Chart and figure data
■ ■ ■

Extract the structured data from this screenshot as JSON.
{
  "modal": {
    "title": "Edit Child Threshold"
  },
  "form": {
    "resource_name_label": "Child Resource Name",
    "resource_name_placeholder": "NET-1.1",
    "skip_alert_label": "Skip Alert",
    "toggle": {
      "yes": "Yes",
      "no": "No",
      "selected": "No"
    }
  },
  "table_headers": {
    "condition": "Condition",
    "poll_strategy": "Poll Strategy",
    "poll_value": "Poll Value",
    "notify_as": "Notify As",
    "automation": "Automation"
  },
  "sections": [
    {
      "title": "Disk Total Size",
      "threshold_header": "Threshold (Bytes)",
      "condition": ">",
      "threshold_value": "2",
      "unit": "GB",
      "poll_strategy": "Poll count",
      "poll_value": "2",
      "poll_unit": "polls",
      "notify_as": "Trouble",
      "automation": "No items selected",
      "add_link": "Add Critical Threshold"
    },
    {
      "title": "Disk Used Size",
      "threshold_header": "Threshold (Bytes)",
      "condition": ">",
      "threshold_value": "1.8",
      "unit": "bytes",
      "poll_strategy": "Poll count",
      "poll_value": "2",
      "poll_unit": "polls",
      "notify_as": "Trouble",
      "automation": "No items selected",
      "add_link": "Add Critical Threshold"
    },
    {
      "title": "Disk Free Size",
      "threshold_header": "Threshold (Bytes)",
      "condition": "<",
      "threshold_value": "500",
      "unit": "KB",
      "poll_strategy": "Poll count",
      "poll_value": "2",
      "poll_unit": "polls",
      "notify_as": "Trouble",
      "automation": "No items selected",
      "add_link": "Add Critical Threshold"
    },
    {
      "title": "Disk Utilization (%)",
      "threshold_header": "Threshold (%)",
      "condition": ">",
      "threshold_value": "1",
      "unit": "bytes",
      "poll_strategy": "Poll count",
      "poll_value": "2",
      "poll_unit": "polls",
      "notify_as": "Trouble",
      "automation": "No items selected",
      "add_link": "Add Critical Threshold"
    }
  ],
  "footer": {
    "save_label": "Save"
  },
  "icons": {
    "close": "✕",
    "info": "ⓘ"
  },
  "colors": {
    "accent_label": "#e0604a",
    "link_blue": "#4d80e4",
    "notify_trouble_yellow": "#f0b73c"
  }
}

■ ■ ■

**Exercise goal**:
Set down the entries verbatim, leaving none out.

**Solution to this exercise**:
Extract the structured data from this screenshot as JSON.
{
  "modal": {
    "title": "Edit Child Threshold"
  },
  "form": {
    "resource_name_label": "Child Resource Name",
    "resource_name_placeholder": "NET-1.1",
    "skip_alert_label": "Skip Alert",
    "toggle": {
      "yes": "Yes",
      "no": "No",
      "selected": "No"
    }
  },
  "table_headers": {
    "condition": "Condition",
    "poll_strategy": "Poll Strategy",
    "poll_value": "Poll Value",
    "notify_as": "Notify As",
    "automation": "Automation"
  },
  "sections": [
    {
      "title": "Disk Total Size",
      "threshold_header": "Threshold (Bytes)",
      "condition": ">",
      "threshold_value": "2",
      "unit": "GB",
      "poll_strategy": "Poll count",
      "poll_value": "2",
      "poll_unit": "polls",
      "notify_as": "Trouble",
      "automation": "No items selected",
      "add_link": "Add Critical Threshold"
    },
    {
      "title": "Disk Used Size",
      "threshold_header": "Threshold (Bytes)",
      "condition": ">",
      "threshold_value": "1.8",
      "unit": "bytes",
      "poll_strategy": "Poll count",
      "poll_value": "2",
      "poll_unit": "polls",
      "notify_as": "Trouble",
      "automation": "No items selected",
      "add_link": "Add Critical Threshold"
    },
    {
      "title": "Disk Free Size",
      "threshold_header": "Threshold (Bytes)",
      "condition": "<",
      "threshold_value": "500",
      "unit": "KB",
      "poll_strategy": "Poll count",
      "poll_value": "2",
      "poll_unit": "polls",
      "notify_as": "Trouble",
      "automation": "No items selected",
      "add_link": "Add Critical Threshold"
    },
    {
      "title": "Disk Utilization (%)",
      "threshold_header": "Threshold (%)",
      "condition": ">",
      "threshold_value": "1",
      "unit": "bytes",
      "poll_strategy": "Poll count",
      "poll_value": "2",
      "poll_unit": "polls",
      "notify_as": "Trouble",
      "automation": "No items selected",
      "add_link": "Add Critical Threshold"
    }
  ],
  "footer": {
    "save_label": "Save"
  },
  "icons": {
    "close": "✕",
    "info": "ⓘ"
  },
  "colors": {
    "accent_label": "#e0604a",
    "link_blue": "#4d80e4",
    "notify_trouble_yellow": "#f0b73c"
  }
}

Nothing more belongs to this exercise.